* _Instruction_:
Every line with the string "efficiency" should be gathered.
• • • • • • •
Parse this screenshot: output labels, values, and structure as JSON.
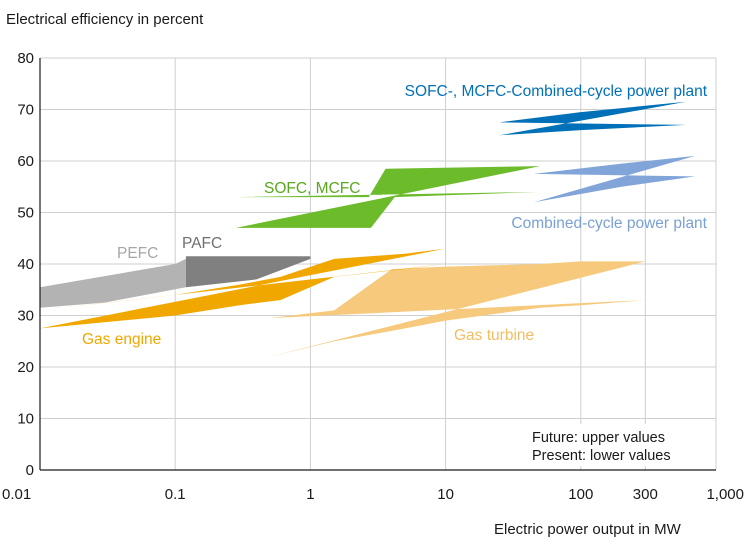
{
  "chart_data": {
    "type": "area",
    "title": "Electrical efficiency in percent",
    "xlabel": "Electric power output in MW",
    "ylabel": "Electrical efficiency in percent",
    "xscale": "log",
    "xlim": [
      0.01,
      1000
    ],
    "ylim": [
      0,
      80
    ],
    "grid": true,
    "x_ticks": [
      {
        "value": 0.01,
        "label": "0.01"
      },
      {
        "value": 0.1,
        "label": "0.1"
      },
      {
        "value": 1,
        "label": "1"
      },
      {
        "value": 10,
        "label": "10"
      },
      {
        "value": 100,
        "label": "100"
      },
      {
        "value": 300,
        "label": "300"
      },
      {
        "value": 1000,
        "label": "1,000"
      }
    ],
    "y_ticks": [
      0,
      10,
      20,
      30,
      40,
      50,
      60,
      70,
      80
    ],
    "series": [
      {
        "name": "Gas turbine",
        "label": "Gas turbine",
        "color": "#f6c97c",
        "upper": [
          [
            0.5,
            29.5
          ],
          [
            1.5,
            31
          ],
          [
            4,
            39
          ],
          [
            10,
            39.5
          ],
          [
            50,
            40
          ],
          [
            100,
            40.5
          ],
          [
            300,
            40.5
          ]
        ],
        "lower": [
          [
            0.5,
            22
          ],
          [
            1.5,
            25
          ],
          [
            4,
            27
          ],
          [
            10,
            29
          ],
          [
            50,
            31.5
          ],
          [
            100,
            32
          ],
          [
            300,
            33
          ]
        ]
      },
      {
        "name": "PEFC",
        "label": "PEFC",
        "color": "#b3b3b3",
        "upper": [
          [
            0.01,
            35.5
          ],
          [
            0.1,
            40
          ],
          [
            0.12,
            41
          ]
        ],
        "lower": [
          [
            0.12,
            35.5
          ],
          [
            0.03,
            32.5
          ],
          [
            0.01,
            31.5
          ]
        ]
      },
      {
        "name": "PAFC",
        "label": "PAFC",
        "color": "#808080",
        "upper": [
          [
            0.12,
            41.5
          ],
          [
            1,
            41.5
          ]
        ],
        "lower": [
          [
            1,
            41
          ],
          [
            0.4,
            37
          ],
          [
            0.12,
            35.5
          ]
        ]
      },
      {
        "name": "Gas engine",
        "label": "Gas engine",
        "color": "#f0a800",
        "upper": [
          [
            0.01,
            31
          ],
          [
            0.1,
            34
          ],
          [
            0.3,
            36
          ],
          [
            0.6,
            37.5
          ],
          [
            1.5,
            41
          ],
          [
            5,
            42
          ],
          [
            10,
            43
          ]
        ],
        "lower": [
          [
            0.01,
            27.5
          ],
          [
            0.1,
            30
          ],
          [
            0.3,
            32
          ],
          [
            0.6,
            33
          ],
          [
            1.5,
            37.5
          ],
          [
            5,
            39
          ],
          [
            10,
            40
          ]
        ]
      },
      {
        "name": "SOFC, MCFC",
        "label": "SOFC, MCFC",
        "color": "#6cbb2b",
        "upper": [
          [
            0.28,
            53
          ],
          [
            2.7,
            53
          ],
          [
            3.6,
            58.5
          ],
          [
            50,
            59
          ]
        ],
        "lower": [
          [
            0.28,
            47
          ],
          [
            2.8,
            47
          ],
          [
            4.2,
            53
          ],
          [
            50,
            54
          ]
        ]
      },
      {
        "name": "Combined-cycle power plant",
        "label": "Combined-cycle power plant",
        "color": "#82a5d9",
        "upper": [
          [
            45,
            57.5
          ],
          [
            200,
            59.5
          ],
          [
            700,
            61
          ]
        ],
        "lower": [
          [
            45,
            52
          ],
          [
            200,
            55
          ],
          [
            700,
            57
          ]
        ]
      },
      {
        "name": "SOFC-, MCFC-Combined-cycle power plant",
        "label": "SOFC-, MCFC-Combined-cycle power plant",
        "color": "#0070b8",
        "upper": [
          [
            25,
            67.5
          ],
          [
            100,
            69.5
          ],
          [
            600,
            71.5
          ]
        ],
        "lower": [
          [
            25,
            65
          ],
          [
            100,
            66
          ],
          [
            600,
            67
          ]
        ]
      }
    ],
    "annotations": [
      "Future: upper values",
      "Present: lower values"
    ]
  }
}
• • • • • • •
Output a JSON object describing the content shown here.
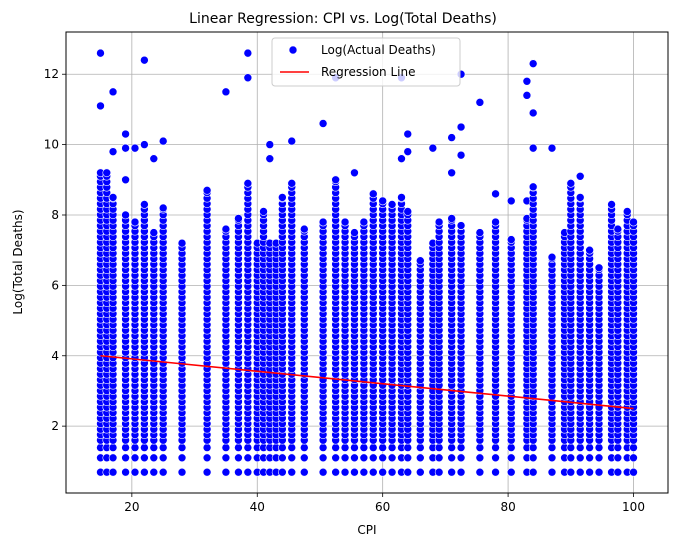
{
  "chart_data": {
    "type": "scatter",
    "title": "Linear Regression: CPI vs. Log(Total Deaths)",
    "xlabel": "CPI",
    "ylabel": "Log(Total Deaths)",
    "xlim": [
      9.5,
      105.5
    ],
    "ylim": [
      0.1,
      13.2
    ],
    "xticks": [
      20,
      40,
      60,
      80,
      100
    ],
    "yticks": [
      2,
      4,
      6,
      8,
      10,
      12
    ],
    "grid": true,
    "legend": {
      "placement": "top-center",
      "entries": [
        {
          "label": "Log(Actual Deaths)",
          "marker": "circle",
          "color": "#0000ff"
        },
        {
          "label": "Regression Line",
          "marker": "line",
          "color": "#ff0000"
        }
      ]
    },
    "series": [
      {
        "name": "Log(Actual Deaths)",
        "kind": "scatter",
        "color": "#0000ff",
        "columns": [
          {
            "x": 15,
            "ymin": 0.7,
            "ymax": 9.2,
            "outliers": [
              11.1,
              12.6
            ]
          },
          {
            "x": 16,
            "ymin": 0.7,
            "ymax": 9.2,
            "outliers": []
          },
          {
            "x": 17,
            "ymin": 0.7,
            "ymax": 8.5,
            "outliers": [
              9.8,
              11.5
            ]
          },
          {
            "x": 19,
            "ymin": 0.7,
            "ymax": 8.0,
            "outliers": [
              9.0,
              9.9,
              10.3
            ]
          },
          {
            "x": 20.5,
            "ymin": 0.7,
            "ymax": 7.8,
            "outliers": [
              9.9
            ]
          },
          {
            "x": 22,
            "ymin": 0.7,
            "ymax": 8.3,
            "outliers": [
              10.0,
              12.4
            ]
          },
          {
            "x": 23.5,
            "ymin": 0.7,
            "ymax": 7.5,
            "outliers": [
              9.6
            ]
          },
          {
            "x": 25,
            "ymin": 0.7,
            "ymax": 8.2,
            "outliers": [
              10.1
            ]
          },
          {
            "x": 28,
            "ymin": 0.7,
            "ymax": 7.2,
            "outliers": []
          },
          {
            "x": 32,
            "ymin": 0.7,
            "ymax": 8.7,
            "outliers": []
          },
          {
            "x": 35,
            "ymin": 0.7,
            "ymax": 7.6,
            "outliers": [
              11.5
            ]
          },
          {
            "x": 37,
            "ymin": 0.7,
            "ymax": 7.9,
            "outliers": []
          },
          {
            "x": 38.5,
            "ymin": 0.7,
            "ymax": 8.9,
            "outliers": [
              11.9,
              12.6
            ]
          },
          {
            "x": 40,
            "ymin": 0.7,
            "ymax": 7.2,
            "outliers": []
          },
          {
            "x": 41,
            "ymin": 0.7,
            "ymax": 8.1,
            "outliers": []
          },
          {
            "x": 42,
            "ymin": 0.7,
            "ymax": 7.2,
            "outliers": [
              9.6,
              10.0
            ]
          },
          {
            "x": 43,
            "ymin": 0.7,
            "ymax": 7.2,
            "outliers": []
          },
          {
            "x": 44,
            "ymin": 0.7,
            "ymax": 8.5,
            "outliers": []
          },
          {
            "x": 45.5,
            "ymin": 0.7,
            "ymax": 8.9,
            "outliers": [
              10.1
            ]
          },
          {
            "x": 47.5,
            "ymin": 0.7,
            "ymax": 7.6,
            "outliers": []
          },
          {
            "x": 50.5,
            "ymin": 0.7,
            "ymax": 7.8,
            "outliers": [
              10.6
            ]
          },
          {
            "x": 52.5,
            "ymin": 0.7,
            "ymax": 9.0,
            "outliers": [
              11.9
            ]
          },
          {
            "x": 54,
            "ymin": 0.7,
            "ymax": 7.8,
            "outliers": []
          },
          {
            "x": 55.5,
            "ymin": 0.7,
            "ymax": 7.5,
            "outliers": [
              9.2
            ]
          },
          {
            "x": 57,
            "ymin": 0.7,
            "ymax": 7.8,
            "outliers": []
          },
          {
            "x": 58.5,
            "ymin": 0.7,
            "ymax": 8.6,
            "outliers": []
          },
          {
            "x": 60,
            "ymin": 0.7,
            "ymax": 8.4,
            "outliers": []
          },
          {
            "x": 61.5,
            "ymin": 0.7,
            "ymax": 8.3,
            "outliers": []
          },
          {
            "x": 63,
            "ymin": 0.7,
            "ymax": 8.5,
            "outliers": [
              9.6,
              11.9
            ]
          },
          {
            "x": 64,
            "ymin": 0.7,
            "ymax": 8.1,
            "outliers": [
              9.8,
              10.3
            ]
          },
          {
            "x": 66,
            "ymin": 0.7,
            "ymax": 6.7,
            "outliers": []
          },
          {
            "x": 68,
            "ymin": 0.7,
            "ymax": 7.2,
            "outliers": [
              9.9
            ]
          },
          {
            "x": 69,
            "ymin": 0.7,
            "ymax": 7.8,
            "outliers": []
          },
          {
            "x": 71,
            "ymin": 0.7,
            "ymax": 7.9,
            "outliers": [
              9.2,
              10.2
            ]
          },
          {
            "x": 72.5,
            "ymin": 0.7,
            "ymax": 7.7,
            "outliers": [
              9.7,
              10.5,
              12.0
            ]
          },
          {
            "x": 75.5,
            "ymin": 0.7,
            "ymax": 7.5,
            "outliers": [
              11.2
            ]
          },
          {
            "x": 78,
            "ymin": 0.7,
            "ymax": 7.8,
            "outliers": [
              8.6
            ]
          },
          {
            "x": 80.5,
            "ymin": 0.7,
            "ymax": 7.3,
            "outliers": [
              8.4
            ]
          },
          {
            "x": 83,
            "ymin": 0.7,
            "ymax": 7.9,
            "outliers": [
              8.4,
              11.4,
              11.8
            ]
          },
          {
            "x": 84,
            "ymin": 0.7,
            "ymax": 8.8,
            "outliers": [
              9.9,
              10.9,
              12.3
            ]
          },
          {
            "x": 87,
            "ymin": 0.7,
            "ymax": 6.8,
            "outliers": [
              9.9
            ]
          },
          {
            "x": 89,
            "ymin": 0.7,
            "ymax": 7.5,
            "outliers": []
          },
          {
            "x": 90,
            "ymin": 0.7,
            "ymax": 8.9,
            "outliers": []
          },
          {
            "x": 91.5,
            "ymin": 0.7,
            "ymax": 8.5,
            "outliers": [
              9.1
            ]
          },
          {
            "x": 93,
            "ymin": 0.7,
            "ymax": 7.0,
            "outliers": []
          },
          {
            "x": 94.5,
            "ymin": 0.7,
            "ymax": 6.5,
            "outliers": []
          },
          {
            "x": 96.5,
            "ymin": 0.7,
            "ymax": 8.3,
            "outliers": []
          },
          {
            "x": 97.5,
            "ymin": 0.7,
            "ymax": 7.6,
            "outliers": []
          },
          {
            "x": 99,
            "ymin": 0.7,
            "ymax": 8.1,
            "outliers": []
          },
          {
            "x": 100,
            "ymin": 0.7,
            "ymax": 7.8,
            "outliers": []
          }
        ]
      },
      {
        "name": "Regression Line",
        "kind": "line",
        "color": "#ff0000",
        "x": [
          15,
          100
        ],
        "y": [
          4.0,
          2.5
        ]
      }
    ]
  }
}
• • • • • • •
* _Response_:
    "title": "Electrical efficiency in percent",
    "ylabel": "Electrical efficiency in percent",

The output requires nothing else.